Task requirements:
Write the material out again exactly as it stands.

Data rows:
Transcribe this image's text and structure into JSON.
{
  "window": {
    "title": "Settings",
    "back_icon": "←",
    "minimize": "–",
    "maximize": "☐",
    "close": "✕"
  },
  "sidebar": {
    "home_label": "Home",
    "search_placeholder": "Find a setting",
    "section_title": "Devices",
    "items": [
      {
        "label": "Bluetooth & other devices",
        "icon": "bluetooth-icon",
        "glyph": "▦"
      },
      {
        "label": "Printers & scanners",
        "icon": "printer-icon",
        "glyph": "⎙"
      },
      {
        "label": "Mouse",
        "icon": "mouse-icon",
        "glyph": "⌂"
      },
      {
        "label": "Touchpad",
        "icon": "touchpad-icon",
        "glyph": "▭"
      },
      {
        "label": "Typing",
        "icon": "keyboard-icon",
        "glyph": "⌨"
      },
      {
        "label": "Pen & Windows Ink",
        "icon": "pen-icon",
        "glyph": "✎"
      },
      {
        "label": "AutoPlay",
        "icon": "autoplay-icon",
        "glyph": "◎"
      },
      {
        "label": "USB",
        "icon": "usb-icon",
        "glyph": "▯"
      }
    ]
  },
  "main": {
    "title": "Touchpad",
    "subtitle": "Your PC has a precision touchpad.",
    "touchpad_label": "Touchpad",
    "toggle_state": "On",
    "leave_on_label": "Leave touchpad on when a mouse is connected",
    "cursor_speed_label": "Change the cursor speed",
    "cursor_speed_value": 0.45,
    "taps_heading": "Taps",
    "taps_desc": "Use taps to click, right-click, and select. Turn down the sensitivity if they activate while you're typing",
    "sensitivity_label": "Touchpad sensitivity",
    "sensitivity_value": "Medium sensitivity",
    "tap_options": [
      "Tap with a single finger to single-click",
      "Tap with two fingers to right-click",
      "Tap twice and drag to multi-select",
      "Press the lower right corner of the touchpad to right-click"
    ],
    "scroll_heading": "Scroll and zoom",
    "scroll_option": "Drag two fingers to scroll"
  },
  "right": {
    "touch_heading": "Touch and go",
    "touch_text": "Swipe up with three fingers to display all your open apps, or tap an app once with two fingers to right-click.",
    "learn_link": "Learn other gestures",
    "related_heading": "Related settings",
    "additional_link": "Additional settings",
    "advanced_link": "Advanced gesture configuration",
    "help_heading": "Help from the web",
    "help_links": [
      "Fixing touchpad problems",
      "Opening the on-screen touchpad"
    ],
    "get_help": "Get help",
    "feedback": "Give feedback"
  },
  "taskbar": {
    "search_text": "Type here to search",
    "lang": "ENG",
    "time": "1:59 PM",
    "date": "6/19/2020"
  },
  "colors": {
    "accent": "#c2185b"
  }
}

Final result:
Transcribe this image's text and structure into JSON.
{
  "window": {
    "title": "Settings",
    "back_icon": "←",
    "minimize": "–",
    "maximize": "☐",
    "close": "✕"
  },
  "sidebar": {
    "home_label": "Home",
    "search_placeholder": "Find a setting",
    "section_title": "Devices",
    "items": [
      {
        "label": "Bluetooth & other devices",
        "icon": "bluetooth-icon",
        "glyph": "▦"
      },
      {
        "label": "Printers & scanners",
        "icon": "printer-icon",
        "glyph": "⎙"
      },
      {
        "label": "Mouse",
        "icon": "mouse-icon",
        "glyph": "⌂"
      },
      {
        "label": "Touchpad",
        "icon": "touchpad-icon",
        "glyph": "▭"
      },
      {
        "label": "Typing",
        "icon": "keyboard-icon",
        "glyph": "⌨"
      },
      {
        "label": "Pen & Windows Ink",
        "icon": "pen-icon",
        "glyph": "✎"
      },
      {
        "label": "AutoPlay",
        "icon": "autoplay-icon",
        "glyph": "◎"
      },
      {
        "label": "USB",
        "icon": "usb-icon",
        "glyph": "▯"
      }
    ]
  },
  "main": {
    "title": "Touchpad",
    "subtitle": "Your PC has a precision touchpad.",
    "touchpad_label": "Touchpad",
    "toggle_state": "On",
    "leave_on_label": "Leave touchpad on when a mouse is connected",
    "cursor_speed_label": "Change the cursor speed",
    "cursor_speed_value": 0.45,
    "taps_heading": "Taps",
    "taps_desc": "Use taps to click, right-click, and select. Turn down the sensitivity if they activate while you're typing",
    "sensitivity_label": "Touchpad sensitivity",
    "sensitivity_value": "Medium sensitivity",
    "tap_options": [
      "Tap with a single finger to single-click",
      "Tap with two fingers to right-click",
      "Tap twice and drag to multi-select",
      "Press the lower right corner of the touchpad to right-click"
    ],
    "scroll_heading": "Scroll and zoom",
    "scroll_option": "Drag two fingers to scroll"
  },
  "right": {
    "touch_heading": "Touch and go",
    "touch_text": "Swipe up with three fingers to display all your open apps, or tap an app once with two fingers to right-click.",
    "learn_link": "Learn other gestures",
    "related_heading": "Related settings",
    "additional_link": "Additional settings",
    "advanced_link": "Advanced gesture configuration",
    "help_heading": "Help from the web",
    "help_links": [
      "Fixing touchpad problems",
      "Opening the on-screen touchpad"
    ],
    "get_help": "Get help",
    "feedback": "Give feedback"
  },
  "taskbar": {
    "search_text": "Type here to search",
    "lang": "ENG",
    "time": "1:59 PM",
    "date": "6/19/2020"
  },
  "colors": {
    "accent": "#c2185b"
  }
}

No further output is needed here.